=== The input ===

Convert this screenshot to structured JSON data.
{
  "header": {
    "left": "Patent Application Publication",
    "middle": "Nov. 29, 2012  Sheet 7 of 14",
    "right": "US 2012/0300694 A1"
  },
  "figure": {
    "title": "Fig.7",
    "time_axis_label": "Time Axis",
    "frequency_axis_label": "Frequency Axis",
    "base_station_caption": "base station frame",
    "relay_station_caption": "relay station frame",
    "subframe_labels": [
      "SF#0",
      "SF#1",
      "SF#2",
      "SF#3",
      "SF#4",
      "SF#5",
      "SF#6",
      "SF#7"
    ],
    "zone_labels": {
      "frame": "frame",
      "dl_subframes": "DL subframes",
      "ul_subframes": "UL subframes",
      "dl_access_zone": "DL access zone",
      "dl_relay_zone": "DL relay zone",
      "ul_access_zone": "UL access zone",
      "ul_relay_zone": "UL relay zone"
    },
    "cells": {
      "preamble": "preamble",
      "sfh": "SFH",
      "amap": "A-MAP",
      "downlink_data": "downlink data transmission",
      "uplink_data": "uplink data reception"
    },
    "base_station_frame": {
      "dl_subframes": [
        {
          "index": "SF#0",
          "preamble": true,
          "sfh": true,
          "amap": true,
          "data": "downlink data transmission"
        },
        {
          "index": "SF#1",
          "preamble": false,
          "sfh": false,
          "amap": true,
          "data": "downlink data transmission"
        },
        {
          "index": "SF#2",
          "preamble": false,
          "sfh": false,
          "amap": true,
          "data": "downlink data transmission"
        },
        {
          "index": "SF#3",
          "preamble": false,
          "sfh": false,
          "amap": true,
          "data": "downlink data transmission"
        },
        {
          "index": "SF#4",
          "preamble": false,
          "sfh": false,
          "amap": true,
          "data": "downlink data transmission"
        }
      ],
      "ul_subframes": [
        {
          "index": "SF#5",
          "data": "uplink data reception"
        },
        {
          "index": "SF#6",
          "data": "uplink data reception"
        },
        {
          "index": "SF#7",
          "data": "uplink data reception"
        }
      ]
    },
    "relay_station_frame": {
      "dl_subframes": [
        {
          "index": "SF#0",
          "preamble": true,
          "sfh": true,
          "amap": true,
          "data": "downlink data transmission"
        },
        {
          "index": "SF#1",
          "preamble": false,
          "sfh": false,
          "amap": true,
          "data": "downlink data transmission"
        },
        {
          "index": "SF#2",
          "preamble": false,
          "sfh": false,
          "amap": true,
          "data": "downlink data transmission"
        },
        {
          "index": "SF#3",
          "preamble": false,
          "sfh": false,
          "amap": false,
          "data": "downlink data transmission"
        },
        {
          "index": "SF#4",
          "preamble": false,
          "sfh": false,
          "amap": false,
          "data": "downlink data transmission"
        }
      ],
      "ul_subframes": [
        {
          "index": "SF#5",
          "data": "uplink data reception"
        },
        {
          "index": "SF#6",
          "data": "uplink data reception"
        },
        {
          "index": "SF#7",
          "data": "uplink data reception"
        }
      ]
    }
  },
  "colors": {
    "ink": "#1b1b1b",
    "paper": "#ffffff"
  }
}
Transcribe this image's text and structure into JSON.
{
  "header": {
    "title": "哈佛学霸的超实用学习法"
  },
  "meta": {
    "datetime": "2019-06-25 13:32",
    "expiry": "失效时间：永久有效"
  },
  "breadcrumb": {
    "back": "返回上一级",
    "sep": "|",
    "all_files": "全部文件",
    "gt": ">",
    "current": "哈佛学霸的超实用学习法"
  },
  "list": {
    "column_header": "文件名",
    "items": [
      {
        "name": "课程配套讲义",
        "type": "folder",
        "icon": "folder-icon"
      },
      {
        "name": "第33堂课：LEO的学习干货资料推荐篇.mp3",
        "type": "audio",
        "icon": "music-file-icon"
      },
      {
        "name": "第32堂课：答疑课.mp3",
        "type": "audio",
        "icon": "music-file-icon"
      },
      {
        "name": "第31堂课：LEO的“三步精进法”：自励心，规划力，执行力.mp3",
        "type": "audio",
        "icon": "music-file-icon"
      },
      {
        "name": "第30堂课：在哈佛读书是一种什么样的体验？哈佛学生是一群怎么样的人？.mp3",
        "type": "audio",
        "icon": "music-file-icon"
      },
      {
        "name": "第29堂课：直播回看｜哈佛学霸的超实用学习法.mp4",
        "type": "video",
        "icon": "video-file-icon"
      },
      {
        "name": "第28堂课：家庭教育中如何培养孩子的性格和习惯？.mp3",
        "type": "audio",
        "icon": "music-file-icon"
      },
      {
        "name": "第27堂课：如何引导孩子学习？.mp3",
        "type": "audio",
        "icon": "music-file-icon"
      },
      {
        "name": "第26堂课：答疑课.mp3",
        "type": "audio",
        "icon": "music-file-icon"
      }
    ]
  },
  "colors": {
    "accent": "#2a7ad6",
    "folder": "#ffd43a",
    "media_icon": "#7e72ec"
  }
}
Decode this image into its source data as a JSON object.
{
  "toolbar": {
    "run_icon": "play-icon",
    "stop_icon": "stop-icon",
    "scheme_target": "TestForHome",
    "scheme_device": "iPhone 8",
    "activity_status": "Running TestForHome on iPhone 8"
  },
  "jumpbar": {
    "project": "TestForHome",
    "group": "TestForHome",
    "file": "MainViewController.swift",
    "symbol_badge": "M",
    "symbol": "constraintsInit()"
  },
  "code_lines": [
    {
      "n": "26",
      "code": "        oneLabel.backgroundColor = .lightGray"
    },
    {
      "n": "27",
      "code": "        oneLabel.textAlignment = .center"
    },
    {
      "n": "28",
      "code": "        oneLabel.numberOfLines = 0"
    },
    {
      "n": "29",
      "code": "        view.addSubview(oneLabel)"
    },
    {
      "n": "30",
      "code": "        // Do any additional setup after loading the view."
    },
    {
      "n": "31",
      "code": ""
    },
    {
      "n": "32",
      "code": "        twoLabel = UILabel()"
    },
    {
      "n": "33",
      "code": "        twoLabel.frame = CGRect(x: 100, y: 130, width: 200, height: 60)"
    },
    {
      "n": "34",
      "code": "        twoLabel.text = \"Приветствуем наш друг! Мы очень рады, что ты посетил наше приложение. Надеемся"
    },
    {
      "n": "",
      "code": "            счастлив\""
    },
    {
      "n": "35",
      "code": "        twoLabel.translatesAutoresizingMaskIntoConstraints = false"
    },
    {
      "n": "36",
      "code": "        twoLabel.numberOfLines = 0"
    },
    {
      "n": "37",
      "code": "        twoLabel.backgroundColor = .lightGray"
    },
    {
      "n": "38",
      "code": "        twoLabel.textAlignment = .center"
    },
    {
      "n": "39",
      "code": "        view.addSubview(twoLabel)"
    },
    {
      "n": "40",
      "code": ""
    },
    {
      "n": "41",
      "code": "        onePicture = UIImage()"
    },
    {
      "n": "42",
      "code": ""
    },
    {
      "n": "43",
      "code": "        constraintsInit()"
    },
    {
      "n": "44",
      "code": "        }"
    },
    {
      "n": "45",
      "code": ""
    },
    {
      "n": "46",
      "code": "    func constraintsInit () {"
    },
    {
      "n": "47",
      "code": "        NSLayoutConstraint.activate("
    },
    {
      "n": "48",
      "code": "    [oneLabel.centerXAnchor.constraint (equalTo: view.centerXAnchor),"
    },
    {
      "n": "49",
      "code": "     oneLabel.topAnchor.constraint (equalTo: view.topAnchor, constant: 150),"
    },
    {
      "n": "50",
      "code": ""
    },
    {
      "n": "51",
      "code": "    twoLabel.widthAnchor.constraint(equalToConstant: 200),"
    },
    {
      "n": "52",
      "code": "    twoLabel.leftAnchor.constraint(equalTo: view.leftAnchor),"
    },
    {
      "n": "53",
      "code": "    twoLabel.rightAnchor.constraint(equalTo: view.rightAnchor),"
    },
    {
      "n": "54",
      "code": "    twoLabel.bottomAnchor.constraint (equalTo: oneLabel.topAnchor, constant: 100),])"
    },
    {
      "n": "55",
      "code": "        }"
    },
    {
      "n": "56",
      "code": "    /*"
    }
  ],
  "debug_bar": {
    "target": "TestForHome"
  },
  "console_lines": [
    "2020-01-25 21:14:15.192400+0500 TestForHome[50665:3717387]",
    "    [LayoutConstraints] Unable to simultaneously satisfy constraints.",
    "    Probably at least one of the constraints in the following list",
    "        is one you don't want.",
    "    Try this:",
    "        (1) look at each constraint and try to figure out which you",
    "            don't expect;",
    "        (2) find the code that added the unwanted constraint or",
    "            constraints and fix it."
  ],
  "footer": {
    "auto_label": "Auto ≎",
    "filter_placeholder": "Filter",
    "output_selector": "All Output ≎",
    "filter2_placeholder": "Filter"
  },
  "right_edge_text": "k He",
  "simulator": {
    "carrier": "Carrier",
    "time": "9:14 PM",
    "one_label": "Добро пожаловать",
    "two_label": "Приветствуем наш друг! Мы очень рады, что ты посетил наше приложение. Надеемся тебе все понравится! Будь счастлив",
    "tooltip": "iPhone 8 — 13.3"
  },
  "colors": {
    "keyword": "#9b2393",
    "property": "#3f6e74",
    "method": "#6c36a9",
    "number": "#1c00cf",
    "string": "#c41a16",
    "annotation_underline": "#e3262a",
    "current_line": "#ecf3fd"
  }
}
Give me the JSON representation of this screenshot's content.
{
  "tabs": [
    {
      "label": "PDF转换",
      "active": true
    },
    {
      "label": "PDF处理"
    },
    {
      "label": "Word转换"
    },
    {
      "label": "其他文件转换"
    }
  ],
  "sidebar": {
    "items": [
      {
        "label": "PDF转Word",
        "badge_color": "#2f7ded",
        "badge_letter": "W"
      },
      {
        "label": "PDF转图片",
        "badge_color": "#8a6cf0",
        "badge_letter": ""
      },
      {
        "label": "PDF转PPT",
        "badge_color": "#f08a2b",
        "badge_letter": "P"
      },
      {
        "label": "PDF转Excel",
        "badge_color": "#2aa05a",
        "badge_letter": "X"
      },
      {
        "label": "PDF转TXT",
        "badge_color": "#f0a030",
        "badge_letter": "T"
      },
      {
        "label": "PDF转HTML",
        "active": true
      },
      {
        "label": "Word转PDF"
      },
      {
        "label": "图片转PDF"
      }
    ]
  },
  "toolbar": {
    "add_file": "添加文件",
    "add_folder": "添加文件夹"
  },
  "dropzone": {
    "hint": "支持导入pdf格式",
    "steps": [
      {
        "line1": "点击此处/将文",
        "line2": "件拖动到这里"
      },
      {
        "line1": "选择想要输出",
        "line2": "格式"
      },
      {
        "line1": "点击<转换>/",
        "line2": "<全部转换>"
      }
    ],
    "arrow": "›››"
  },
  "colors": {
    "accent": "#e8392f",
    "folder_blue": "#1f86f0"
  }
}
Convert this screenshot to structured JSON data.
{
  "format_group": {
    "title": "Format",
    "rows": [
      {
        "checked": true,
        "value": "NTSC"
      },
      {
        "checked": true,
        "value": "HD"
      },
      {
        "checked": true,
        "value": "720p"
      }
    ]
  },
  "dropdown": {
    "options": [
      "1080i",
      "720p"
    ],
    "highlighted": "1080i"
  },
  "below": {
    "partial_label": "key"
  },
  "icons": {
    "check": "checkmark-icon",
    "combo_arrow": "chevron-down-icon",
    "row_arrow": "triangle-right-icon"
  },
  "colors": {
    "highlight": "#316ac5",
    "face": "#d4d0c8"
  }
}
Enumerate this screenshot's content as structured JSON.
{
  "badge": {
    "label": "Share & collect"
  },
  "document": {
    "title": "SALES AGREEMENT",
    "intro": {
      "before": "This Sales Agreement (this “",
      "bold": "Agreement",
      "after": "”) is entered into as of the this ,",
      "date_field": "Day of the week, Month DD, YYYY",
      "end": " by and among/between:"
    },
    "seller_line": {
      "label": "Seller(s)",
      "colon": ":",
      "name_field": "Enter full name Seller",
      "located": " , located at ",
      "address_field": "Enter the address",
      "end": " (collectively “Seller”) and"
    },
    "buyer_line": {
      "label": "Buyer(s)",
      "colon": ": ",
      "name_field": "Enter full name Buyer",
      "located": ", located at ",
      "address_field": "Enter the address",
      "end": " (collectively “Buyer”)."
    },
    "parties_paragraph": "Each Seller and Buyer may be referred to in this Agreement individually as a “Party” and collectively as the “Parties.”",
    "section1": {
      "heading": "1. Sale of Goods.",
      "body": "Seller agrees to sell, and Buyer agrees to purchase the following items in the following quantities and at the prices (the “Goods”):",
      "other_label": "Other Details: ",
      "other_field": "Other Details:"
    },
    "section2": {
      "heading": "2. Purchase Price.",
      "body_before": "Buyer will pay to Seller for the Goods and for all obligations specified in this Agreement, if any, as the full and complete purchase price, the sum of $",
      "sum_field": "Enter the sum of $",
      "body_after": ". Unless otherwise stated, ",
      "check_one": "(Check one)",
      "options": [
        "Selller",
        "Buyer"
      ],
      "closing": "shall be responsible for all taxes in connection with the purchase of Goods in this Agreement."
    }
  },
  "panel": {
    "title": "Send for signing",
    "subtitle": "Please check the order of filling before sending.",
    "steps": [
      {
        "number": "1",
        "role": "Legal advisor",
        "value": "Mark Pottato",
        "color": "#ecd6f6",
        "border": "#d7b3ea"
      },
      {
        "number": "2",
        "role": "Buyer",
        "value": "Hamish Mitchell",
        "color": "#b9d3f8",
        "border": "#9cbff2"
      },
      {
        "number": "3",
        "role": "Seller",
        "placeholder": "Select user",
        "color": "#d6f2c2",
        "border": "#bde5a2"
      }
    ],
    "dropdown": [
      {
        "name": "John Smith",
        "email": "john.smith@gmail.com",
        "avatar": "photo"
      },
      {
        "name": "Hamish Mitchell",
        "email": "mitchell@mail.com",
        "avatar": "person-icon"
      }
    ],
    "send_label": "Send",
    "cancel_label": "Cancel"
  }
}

===

Request - Extract every line above containing the word "list".

Final result -
  "list": {
    "    Probably at least one of the constraints in the following list",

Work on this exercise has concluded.